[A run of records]
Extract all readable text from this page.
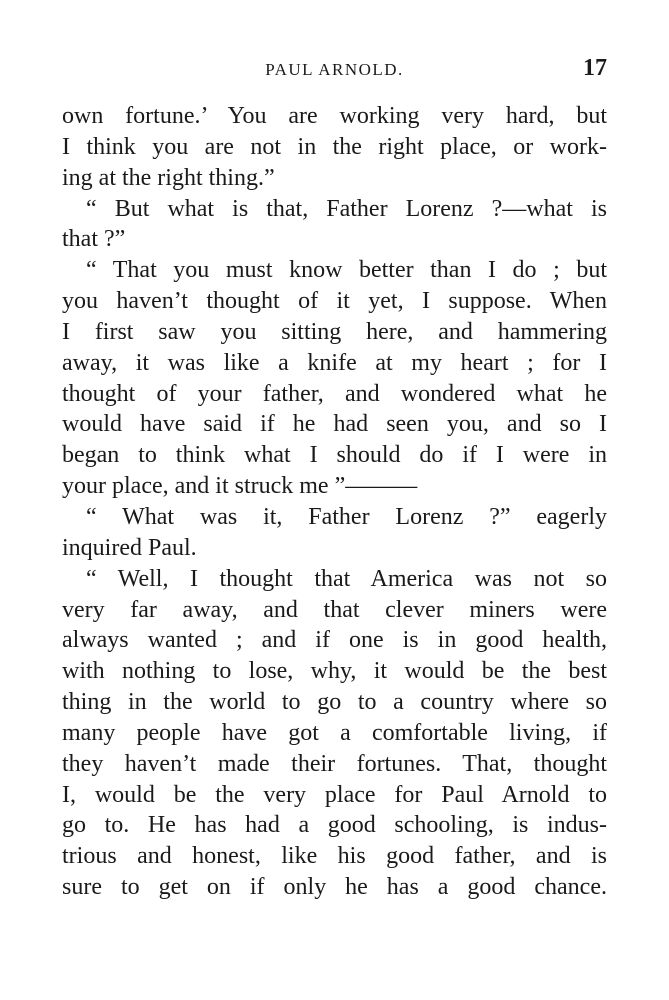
PAUL ARNOLD.	17
own fortune.’ You are working very hard, but
I think you are not in the right place, or work-
ing at the right thing.”
“ But what is that, Father Lorenz ?—what is
that ?”
“ That you must know better than I do ; but
you haven’t thought of it yet, I suppose. When
I first saw you sitting here, and hammering
away, it was like a knife at my heart ; for I
thought of your father, and wondered what he
would have said if he had seen you, and so I
began to think what I should do if I were in
your place, and it struck me ”———
“ What was it, Father Lorenz ?” eagerly
inquired Paul.
“ Well, I thought that America was not so
very far away, and that clever miners were
always wanted ; and if one is in good health,
with nothing to lose, why, it would be the best
thing in the world to go to a country where so
many people have got a comfortable living, if
they haven’t made their fortunes. That, thought
I, would be the very place for Paul Arnold to
go to. He has had a good schooling, is indus-
trious and honest, like his good father, and is
sure to get on if only he has a good chance.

- _EXERCISE DETAILS_
Write out each entry exactly as given, omitting any picture.

- _RESPONSE TO THE TASK_
Extract all readable text from this page.
PAUL ARNOLD.	17
own fortune.’ You are working very hard, but
I think you are not in the right place, or work-
ing at the right thing.”
“ But what is that, Father Lorenz ?—what is
that ?”
“ That you must know better than I do ; but
you haven’t thought of it yet, I suppose. When
I first saw you sitting here, and hammering
away, it was like a knife at my heart ; for I
thought of your father, and wondered what he
would have said if he had seen you, and so I
began to think what I should do if I were in
your place, and it struck me ”———
“ What was it, Father Lorenz ?” eagerly
inquired Paul.
“ Well, I thought that America was not so
very far away, and that clever miners were
always wanted ; and if one is in good health,
with nothing to lose, why, it would be the best
thing in the world to go to a country where so
many people have got a comfortable living, if
they haven’t made their fortunes. That, thought
I, would be the very place for Paul Arnold to
go to. He has had a good schooling, is indus-
trious and honest, like his good father, and is
sure to get on if only he has a good chance.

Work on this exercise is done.